**Exercise directions**
Retype each record below word for word. Leave the pictures out.

**Data lines**
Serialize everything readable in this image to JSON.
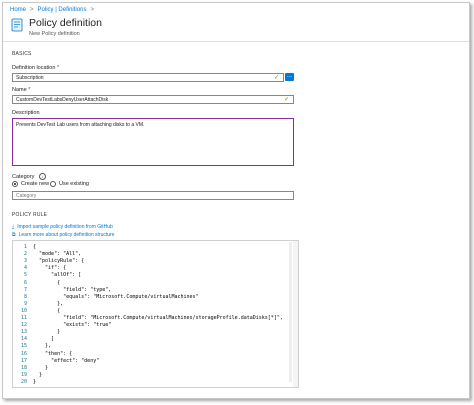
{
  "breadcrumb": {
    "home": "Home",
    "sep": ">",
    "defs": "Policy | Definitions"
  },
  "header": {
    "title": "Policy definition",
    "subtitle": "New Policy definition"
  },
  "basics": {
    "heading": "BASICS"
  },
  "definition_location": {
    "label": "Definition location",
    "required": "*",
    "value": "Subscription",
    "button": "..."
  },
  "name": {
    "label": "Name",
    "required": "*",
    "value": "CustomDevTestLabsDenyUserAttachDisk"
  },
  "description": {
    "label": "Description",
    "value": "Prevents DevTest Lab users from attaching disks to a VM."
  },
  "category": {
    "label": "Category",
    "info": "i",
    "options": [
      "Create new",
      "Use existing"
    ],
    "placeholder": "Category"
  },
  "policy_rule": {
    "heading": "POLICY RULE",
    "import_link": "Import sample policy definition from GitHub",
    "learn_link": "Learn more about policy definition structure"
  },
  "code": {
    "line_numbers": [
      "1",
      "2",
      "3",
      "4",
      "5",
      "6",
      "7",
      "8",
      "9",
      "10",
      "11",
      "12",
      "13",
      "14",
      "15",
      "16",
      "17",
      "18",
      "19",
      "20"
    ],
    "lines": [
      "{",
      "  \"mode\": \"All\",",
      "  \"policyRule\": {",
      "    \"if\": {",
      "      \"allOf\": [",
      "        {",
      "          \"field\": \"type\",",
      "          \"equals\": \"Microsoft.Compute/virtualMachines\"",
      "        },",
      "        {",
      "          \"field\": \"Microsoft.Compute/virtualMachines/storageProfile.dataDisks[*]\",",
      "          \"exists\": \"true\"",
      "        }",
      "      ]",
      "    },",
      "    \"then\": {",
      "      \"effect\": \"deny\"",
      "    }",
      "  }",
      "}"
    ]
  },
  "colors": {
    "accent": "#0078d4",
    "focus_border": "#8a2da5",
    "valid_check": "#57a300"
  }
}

**Answer to the exercise**
Serialize everything readable in this image to JSON.
{
  "breadcrumb": {
    "home": "Home",
    "sep": ">",
    "defs": "Policy | Definitions"
  },
  "header": {
    "title": "Policy definition",
    "subtitle": "New Policy definition"
  },
  "basics": {
    "heading": "BASICS"
  },
  "definition_location": {
    "label": "Definition location",
    "required": "*",
    "value": "Subscription",
    "button": "..."
  },
  "name": {
    "label": "Name",
    "required": "*",
    "value": "CustomDevTestLabsDenyUserAttachDisk"
  },
  "description": {
    "label": "Description",
    "value": "Prevents DevTest Lab users from attaching disks to a VM."
  },
  "category": {
    "label": "Category",
    "info": "i",
    "options": [
      "Create new",
      "Use existing"
    ],
    "placeholder": "Category"
  },
  "policy_rule": {
    "heading": "POLICY RULE",
    "import_link": "Import sample policy definition from GitHub",
    "learn_link": "Learn more about policy definition structure"
  },
  "code": {
    "line_numbers": [
      "1",
      "2",
      "3",
      "4",
      "5",
      "6",
      "7",
      "8",
      "9",
      "10",
      "11",
      "12",
      "13",
      "14",
      "15",
      "16",
      "17",
      "18",
      "19",
      "20"
    ],
    "lines": [
      "{",
      "  \"mode\": \"All\",",
      "  \"policyRule\": {",
      "    \"if\": {",
      "      \"allOf\": [",
      "        {",
      "          \"field\": \"type\",",
      "          \"equals\": \"Microsoft.Compute/virtualMachines\"",
      "        },",
      "        {",
      "          \"field\": \"Microsoft.Compute/virtualMachines/storageProfile.dataDisks[*]\",",
      "          \"exists\": \"true\"",
      "        }",
      "      ]",
      "    },",
      "    \"then\": {",
      "      \"effect\": \"deny\"",
      "    }",
      "  }",
      "}"
    ]
  },
  "colors": {
    "accent": "#0078d4",
    "focus_border": "#8a2da5",
    "valid_check": "#57a300"
  }
}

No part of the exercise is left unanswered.